> WHAT THE TASK REQUIRES
For the listing below, give the count of lines containing the string "rozdział" and nothing else.

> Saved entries
++++++++++++++++++++

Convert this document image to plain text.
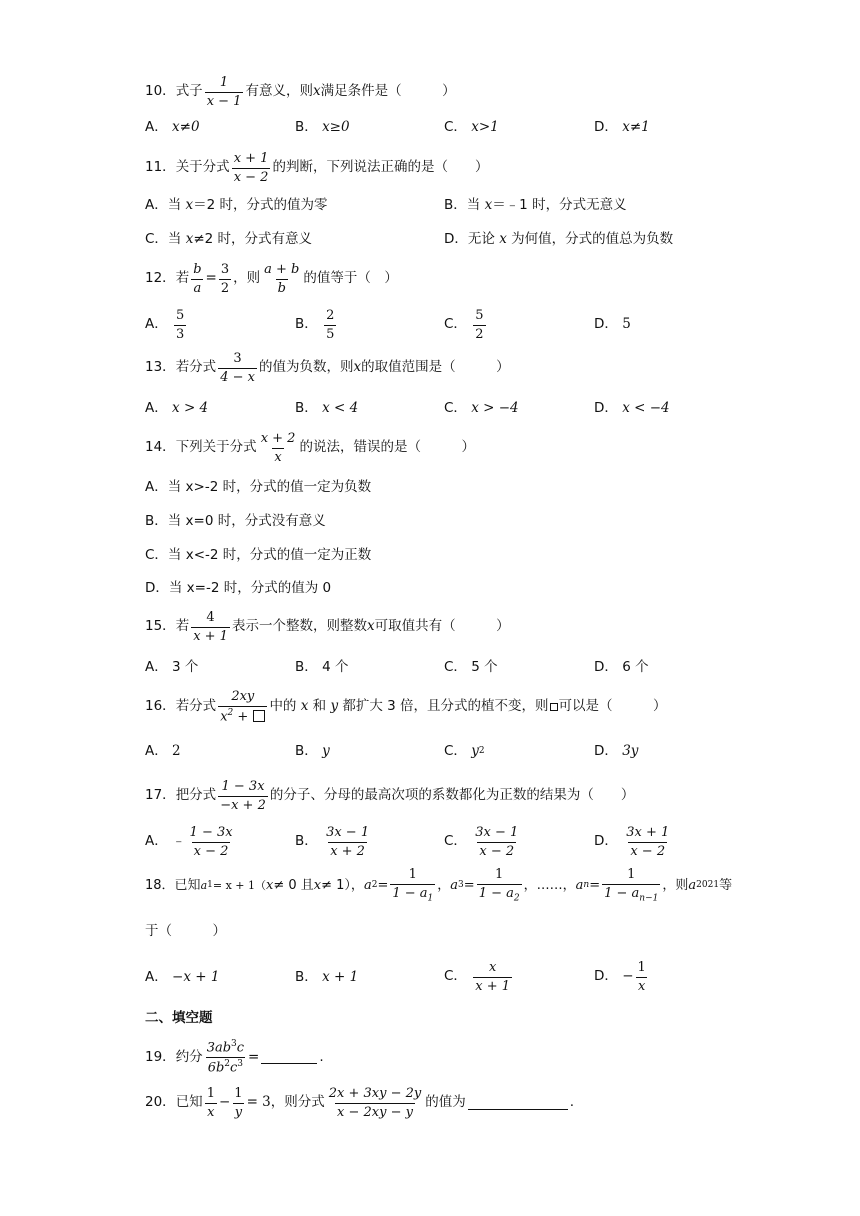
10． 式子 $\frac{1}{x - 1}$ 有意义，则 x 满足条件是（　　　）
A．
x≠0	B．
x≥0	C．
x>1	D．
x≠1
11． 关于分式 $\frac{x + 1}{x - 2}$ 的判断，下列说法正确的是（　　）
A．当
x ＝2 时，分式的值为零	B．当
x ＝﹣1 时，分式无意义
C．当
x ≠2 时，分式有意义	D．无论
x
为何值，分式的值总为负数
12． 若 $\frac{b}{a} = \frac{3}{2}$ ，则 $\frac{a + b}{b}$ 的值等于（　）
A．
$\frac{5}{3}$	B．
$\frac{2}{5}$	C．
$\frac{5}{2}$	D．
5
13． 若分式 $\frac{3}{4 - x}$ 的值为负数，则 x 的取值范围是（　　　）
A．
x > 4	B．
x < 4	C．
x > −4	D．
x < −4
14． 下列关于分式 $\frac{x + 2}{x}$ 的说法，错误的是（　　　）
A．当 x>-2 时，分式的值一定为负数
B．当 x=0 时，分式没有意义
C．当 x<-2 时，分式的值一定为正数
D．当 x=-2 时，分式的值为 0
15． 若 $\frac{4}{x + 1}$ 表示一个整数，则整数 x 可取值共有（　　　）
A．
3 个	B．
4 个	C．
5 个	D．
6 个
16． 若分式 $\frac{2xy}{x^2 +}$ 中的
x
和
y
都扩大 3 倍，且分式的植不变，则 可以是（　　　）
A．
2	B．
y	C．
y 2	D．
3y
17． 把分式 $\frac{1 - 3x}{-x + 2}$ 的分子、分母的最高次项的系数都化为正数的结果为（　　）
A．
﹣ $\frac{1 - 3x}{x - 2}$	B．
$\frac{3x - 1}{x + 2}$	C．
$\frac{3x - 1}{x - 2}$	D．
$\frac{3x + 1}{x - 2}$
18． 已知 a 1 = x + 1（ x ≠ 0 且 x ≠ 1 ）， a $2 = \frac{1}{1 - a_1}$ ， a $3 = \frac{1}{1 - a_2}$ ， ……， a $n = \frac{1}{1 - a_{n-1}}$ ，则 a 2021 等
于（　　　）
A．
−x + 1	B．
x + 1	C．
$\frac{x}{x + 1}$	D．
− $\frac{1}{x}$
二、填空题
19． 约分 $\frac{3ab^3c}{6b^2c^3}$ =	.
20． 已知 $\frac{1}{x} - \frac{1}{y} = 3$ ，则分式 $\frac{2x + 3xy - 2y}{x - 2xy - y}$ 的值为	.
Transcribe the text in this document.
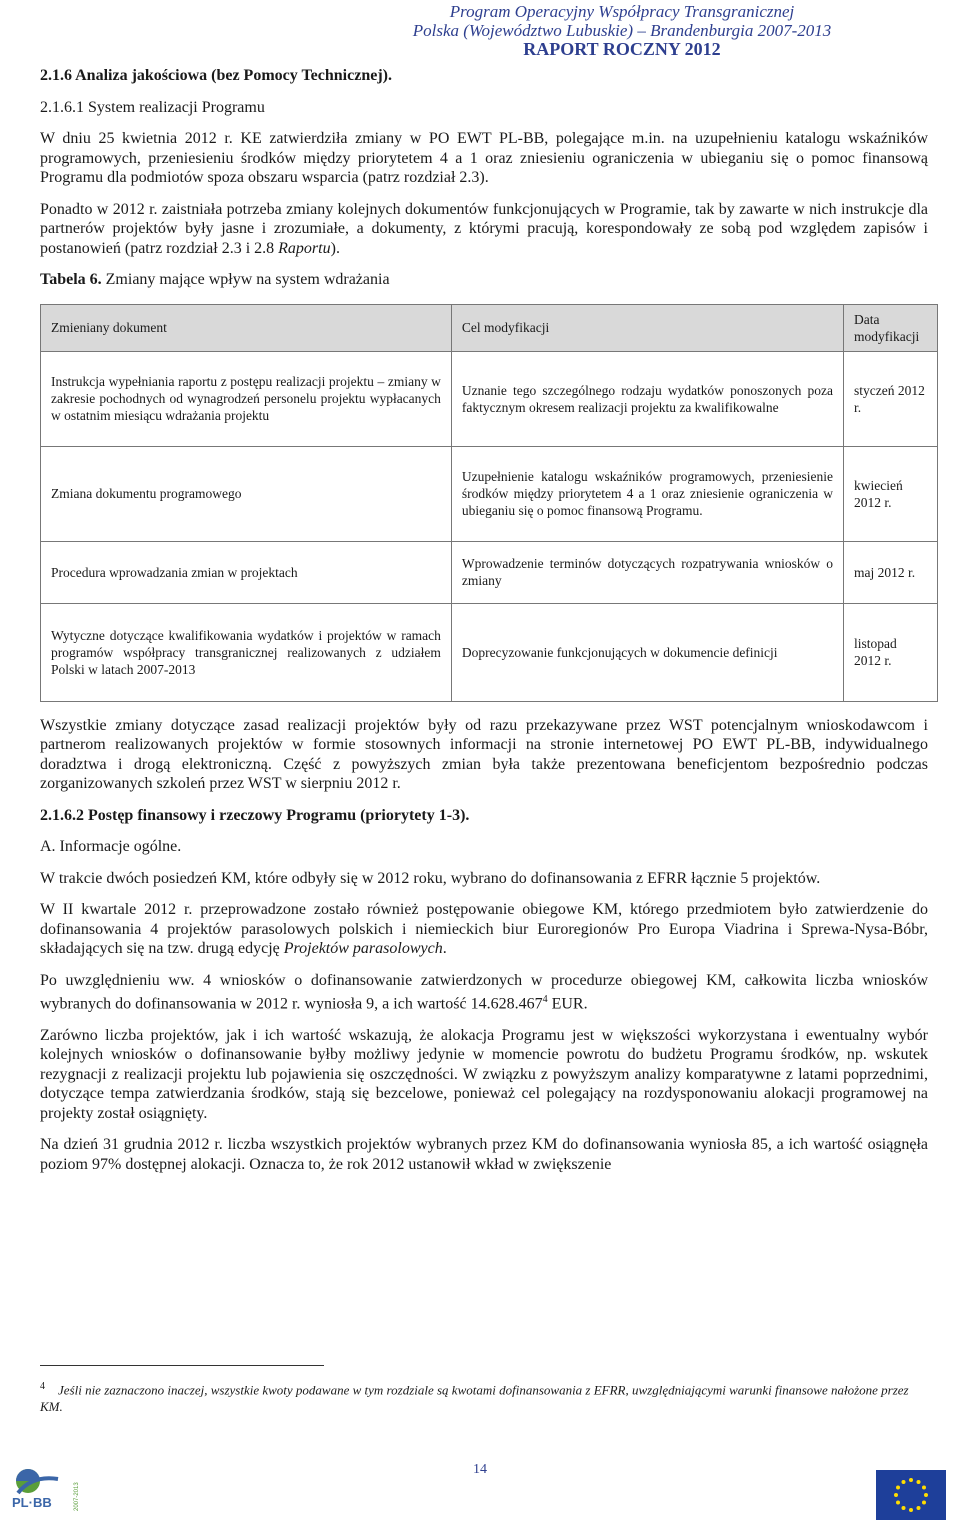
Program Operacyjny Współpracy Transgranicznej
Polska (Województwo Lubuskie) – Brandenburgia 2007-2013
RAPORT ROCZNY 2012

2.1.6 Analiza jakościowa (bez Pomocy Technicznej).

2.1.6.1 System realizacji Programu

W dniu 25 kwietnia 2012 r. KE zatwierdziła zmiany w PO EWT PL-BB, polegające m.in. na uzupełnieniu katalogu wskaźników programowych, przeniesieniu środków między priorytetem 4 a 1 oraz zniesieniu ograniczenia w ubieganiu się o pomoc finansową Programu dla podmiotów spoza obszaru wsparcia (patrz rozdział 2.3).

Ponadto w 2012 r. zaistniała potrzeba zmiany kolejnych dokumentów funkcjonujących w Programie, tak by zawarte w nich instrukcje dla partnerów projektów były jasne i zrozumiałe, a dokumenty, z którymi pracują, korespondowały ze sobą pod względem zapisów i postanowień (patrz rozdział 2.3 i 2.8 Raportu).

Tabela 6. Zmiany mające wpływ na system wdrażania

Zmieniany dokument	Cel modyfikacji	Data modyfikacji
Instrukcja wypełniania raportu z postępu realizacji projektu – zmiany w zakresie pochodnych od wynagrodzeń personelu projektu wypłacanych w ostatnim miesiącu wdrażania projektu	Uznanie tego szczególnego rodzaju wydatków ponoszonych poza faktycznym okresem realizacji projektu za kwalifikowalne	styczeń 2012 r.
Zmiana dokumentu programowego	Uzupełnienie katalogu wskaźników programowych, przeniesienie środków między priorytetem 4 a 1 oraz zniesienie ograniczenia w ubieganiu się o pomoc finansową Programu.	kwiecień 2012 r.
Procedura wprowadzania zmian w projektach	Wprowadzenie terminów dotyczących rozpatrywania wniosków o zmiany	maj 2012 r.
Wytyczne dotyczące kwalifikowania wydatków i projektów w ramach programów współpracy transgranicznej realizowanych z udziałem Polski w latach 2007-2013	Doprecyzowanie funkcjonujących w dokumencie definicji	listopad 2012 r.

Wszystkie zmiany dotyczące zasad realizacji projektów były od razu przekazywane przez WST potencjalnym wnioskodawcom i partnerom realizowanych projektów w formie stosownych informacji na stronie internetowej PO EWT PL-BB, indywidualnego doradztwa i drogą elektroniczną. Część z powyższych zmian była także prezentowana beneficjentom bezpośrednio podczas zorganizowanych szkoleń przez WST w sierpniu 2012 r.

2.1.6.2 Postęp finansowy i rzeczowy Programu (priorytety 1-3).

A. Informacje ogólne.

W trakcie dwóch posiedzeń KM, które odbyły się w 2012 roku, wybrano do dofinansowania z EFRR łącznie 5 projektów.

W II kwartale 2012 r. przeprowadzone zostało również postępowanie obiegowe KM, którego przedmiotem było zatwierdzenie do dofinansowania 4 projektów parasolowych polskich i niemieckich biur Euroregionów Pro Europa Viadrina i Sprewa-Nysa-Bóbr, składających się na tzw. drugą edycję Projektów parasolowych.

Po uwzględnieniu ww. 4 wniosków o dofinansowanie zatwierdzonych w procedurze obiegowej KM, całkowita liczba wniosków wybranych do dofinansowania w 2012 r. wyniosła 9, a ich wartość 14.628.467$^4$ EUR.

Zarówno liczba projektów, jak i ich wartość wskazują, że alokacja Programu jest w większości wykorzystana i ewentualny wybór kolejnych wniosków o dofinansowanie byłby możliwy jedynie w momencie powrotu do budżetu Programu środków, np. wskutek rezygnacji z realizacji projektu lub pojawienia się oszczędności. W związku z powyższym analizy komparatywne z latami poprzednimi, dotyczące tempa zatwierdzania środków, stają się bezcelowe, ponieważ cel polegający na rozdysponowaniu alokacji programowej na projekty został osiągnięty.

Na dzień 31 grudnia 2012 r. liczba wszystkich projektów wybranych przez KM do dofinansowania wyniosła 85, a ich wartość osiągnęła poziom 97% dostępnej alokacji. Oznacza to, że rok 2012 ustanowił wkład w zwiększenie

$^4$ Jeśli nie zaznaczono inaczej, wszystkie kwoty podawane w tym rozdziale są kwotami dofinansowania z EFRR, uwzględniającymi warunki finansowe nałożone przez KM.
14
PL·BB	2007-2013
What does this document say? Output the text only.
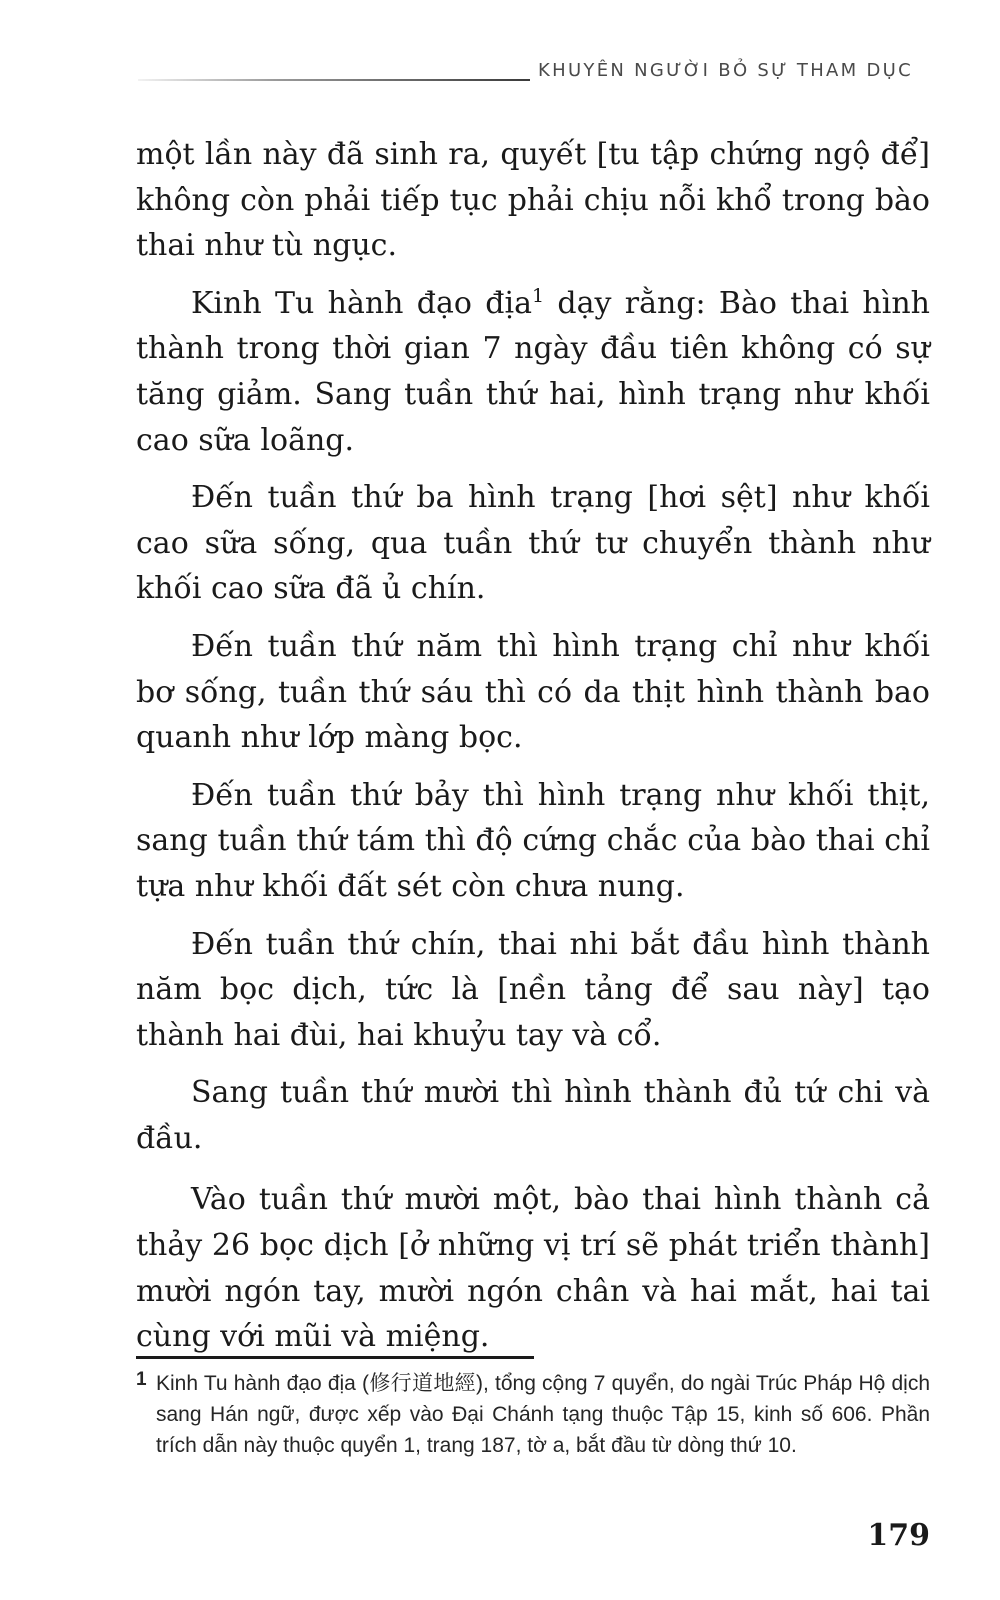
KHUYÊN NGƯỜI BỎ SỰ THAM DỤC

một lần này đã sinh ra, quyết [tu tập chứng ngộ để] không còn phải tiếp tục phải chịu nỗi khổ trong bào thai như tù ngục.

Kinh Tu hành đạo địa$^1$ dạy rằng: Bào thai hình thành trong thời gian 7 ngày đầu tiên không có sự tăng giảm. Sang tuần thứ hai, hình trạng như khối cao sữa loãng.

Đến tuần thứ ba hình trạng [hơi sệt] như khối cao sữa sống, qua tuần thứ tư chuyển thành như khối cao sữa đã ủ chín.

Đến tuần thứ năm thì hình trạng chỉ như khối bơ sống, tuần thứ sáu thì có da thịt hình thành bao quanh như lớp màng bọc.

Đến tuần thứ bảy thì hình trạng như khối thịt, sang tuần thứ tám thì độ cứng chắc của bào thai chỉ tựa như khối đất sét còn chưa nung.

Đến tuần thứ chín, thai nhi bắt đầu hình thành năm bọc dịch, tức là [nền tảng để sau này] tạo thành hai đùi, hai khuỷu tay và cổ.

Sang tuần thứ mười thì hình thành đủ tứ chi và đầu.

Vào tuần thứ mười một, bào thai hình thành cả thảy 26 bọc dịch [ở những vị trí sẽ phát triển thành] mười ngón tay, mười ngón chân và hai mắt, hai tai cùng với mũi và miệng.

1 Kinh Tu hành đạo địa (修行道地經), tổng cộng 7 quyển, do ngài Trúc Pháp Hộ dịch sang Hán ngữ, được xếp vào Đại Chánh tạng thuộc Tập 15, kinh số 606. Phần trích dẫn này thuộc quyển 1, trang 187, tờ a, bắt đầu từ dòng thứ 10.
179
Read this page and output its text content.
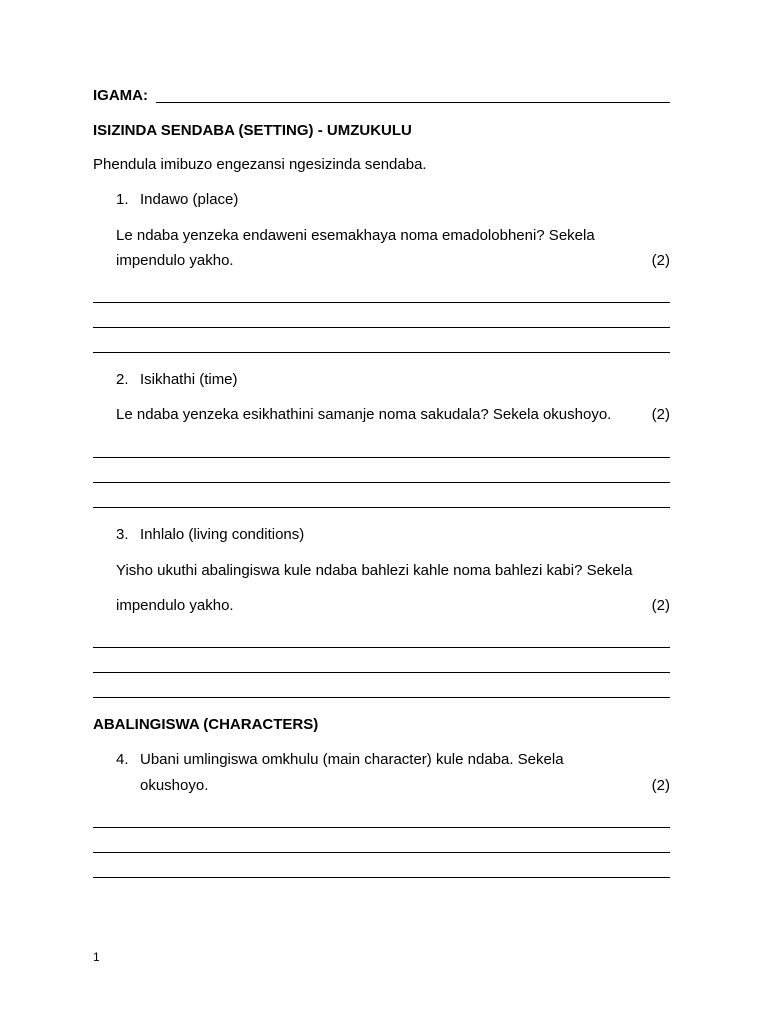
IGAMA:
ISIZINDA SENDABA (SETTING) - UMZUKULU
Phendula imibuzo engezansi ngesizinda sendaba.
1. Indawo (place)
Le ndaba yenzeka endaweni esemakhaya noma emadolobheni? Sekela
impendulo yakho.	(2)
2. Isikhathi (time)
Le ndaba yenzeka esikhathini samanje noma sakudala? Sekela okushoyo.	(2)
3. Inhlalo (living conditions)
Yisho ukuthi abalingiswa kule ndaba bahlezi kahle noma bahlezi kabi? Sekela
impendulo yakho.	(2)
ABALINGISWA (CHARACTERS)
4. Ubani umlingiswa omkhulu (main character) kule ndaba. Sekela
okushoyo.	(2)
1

++++++++++++++++++++

> RESULT OF THIS TASK
2